(Given request) Transcribe the records that follow in their entirety, omitting any pictures.

————————

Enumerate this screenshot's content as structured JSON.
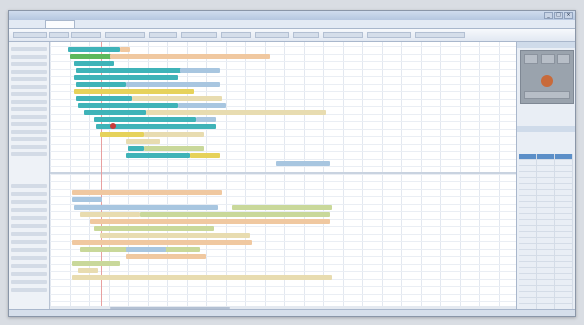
{
  "window": {
    "title": "",
    "controls": [
      "_",
      "□",
      "×"
    ]
  },
  "tabs": [
    "",
    "",
    "",
    "",
    "",
    "",
    "",
    ""
  ],
  "ribbon": {
    "buttons": [
      "",
      "",
      "",
      "",
      "",
      "",
      "",
      "",
      "",
      "",
      "",
      ""
    ]
  },
  "sidebar": {
    "items": [
      "",
      "",
      "",
      "",
      "",
      "",
      "",
      "",
      "",
      "",
      "",
      "",
      "",
      "",
      "",
      "",
      "",
      "",
      "",
      "",
      "",
      "",
      "",
      "",
      "",
      "",
      "",
      "",
      ""
    ]
  },
  "gantt": {
    "bar_colors": {
      "teal": "#3fb3b8",
      "green": "#5cb85c",
      "yellow": "#e6d25a",
      "peach": "#f0c8a0",
      "lightblue": "#a8c6e0",
      "olive": "#c9d89a",
      "tan": "#e8dcb0"
    }
  },
  "right_panel": {
    "header_top": "",
    "header_bottom": "",
    "table_headers": [
      "",
      "",
      ""
    ]
  },
  "status": {
    "text": ""
  },
  "colors": {
    "accent": "#5c8fc8",
    "today_line": "#e8a0a0",
    "milestone": "#c83a3a"
  }
}
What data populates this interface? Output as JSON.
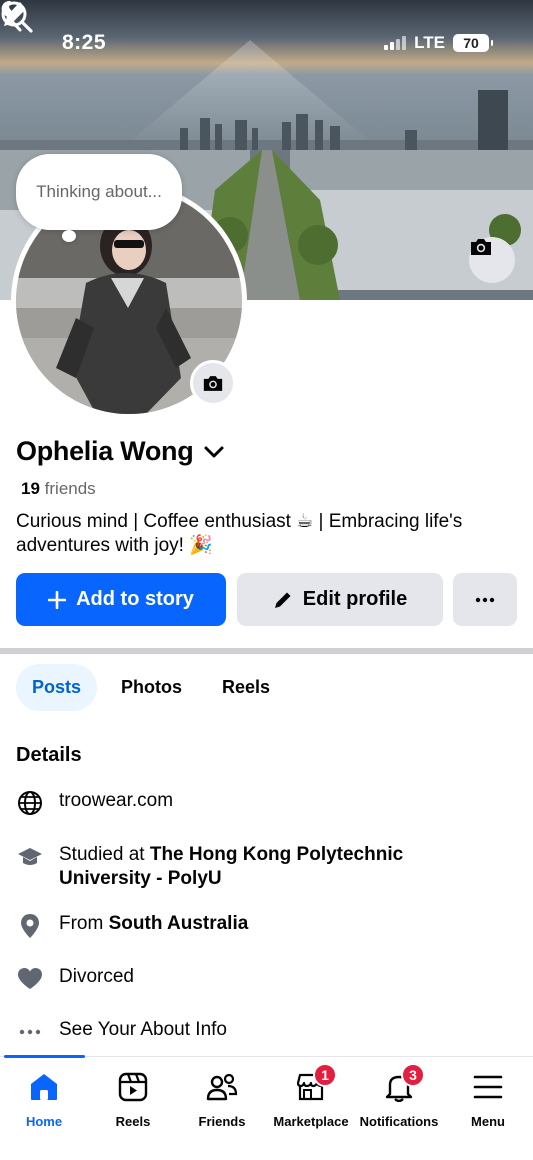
{
  "status_bar": {
    "time": "8:25",
    "network": "LTE",
    "battery": "70"
  },
  "thought_bubble": {
    "placeholder": "Thinking about..."
  },
  "profile": {
    "name": "Ophelia Wong",
    "friends_count": "19",
    "friends_label": "friends",
    "bio": "Curious mind | Coffee enthusiast ☕ | Embracing life's adventures with joy! 🎉"
  },
  "actions": {
    "add_story": "Add to story",
    "edit_profile": "Edit profile",
    "more": "···"
  },
  "tabs": [
    {
      "label": "Posts",
      "active": true
    },
    {
      "label": "Photos",
      "active": false
    },
    {
      "label": "Reels",
      "active": false
    }
  ],
  "details": {
    "title": "Details",
    "website": "troowear.com",
    "education_prefix": "Studied at ",
    "education_school": "The Hong Kong Polytechnic University - PolyU",
    "from_prefix": "From ",
    "from_place": "South Australia",
    "relationship": "Divorced",
    "about": "See Your About Info"
  },
  "nav": {
    "items": [
      {
        "label": "Home",
        "icon": "home-icon",
        "active": true
      },
      {
        "label": "Reels",
        "icon": "reels-icon"
      },
      {
        "label": "Friends",
        "icon": "friends-icon"
      },
      {
        "label": "Marketplace",
        "icon": "marketplace-icon",
        "badge": "1"
      },
      {
        "label": "Notifications",
        "icon": "bell-icon",
        "badge": "3"
      },
      {
        "label": "Menu",
        "icon": "menu-icon"
      }
    ]
  },
  "colors": {
    "primary": "#0866ff",
    "badge": "#e41e3f",
    "secondary_button": "#e4e6eb",
    "muted_text": "#65676b"
  }
}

————————

(Correct answer)
Enumerate this screenshot's content as structured JSON.
{
  "window": {
    "title": "",
    "controls": [
      "_",
      "□",
      "×"
    ]
  },
  "tabs": [
    "",
    "",
    "",
    "",
    "",
    "",
    "",
    ""
  ],
  "ribbon": {
    "buttons": [
      "",
      "",
      "",
      "",
      "",
      "",
      "",
      "",
      "",
      "",
      "",
      ""
    ]
  },
  "sidebar": {
    "items": [
      "",
      "",
      "",
      "",
      "",
      "",
      "",
      "",
      "",
      "",
      "",
      "",
      "",
      "",
      "",
      "",
      "",
      "",
      "",
      "",
      "",
      "",
      "",
      "",
      "",
      "",
      "",
      "",
      ""
    ]
  },
  "gantt": {
    "bar_colors": {
      "teal": "#3fb3b8",
      "green": "#5cb85c",
      "yellow": "#e6d25a",
      "peach": "#f0c8a0",
      "lightblue": "#a8c6e0",
      "olive": "#c9d89a",
      "tan": "#e8dcb0"
    }
  },
  "right_panel": {
    "header_top": "",
    "header_bottom": "",
    "table_headers": [
      "",
      "",
      ""
    ]
  },
  "status": {
    "text": ""
  },
  "colors": {
    "accent": "#5c8fc8",
    "today_line": "#e8a0a0",
    "milestone": "#c83a3a"
  }
}
What data populates this interface? Output as JSON.
{
  "status_bar": {
    "time": "8:25",
    "network": "LTE",
    "battery": "70"
  },
  "thought_bubble": {
    "placeholder": "Thinking about..."
  },
  "profile": {
    "name": "Ophelia Wong",
    "friends_count": "19",
    "friends_label": "friends",
    "bio": "Curious mind | Coffee enthusiast ☕ | Embracing life's adventures with joy! 🎉"
  },
  "actions": {
    "add_story": "Add to story",
    "edit_profile": "Edit profile",
    "more": "···"
  },
  "tabs": [
    {
      "label": "Posts",
      "active": true
    },
    {
      "label": "Photos",
      "active": false
    },
    {
      "label": "Reels",
      "active": false
    }
  ],
  "details": {
    "title": "Details",
    "website": "troowear.com",
    "education_prefix": "Studied at ",
    "education_school": "The Hong Kong Polytechnic University - PolyU",
    "from_prefix": "From ",
    "from_place": "South Australia",
    "relationship": "Divorced",
    "about": "See Your About Info"
  },
  "nav": {
    "items": [
      {
        "label": "Home",
        "icon": "home-icon",
        "active": true
      },
      {
        "label": "Reels",
        "icon": "reels-icon"
      },
      {
        "label": "Friends",
        "icon": "friends-icon"
      },
      {
        "label": "Marketplace",
        "icon": "marketplace-icon",
        "badge": "1"
      },
      {
        "label": "Notifications",
        "icon": "bell-icon",
        "badge": "3"
      },
      {
        "label": "Menu",
        "icon": "menu-icon"
      }
    ]
  },
  "colors": {
    "primary": "#0866ff",
    "badge": "#e41e3f",
    "secondary_button": "#e4e6eb",
    "muted_text": "#65676b"
  }
}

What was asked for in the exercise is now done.